─── RECORDS FOR THE EXERCISE ───
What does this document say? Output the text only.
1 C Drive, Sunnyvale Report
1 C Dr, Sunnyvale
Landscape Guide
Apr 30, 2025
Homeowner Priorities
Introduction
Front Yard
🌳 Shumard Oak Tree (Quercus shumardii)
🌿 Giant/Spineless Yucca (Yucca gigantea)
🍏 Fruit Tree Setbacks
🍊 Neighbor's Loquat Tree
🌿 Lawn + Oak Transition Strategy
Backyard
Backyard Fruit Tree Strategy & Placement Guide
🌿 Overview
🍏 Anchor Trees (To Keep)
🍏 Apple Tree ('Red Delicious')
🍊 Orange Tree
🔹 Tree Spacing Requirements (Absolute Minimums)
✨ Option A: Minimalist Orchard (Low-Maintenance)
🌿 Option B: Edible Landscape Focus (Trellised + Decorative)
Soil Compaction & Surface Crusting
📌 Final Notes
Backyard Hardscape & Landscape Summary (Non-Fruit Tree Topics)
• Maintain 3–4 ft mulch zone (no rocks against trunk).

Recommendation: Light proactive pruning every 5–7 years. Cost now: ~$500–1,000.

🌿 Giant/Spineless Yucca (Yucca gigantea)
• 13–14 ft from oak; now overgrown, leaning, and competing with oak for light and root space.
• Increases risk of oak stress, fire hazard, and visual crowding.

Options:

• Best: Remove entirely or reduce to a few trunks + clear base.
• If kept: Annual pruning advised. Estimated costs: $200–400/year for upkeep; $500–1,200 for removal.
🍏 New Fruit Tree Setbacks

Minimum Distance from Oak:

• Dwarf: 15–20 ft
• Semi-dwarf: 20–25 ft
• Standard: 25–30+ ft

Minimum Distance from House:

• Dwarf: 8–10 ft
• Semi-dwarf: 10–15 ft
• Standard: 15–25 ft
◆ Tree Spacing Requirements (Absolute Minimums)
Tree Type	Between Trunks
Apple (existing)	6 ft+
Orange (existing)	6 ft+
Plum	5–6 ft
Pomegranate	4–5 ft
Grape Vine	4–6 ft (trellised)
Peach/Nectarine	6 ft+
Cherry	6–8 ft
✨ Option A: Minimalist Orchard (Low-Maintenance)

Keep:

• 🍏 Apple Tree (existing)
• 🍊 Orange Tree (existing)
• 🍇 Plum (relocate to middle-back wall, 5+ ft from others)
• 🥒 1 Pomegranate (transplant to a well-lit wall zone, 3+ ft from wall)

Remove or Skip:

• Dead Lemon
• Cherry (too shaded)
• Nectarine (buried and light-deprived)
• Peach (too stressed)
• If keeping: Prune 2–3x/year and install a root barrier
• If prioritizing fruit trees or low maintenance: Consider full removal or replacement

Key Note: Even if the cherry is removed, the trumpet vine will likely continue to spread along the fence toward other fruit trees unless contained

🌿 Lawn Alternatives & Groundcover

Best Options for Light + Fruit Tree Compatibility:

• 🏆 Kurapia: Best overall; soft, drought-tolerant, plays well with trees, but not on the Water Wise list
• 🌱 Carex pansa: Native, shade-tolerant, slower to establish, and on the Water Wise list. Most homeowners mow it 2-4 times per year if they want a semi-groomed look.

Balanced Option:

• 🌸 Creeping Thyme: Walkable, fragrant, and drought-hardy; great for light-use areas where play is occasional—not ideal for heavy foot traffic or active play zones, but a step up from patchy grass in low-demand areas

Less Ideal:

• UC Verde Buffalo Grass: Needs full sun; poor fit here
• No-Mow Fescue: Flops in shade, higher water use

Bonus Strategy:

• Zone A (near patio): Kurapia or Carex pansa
───
= WORK INSTRUCTIONS =
Identify the lines above that contain the word "pansa", then copy them.

= TASK RESULT =
• 🌱 Carex pansa: Native, shade-tolerant, slower to establish, and on the Water Wise list. Most homeowners mow it 2-4 times per year if they want a semi-groomed look.
• Zone A (near patio): Kurapia or Carex pansa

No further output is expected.